**Task directions**
Gather all lines in the data that hold the string "structured".

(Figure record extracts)
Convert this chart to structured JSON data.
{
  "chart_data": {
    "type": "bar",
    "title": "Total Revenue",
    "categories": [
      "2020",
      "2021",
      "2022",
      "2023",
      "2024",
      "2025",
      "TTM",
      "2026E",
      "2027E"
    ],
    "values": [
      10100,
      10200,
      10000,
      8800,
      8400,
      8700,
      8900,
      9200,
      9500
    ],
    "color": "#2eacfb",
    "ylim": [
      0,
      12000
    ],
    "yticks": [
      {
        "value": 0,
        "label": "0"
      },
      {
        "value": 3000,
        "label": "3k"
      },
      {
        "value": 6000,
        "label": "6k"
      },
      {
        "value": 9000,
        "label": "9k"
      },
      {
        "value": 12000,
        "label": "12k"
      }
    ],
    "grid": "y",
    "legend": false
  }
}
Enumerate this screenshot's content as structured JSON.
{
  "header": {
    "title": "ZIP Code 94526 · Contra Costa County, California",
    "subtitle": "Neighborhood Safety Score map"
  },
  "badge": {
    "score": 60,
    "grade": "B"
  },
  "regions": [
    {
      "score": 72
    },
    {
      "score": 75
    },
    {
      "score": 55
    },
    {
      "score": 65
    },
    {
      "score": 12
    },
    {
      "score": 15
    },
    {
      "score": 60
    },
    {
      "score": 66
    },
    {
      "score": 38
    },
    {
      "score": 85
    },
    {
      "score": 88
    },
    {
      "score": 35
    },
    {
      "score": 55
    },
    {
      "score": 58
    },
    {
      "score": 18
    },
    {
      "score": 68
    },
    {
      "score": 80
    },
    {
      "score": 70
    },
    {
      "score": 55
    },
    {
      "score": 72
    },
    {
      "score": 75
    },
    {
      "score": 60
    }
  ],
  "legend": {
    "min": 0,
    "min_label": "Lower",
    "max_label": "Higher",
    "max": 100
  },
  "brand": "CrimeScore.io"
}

**Exercise output**
Convert this chart to structured JSON data.
Enumerate this screenshot's content as structured JSON.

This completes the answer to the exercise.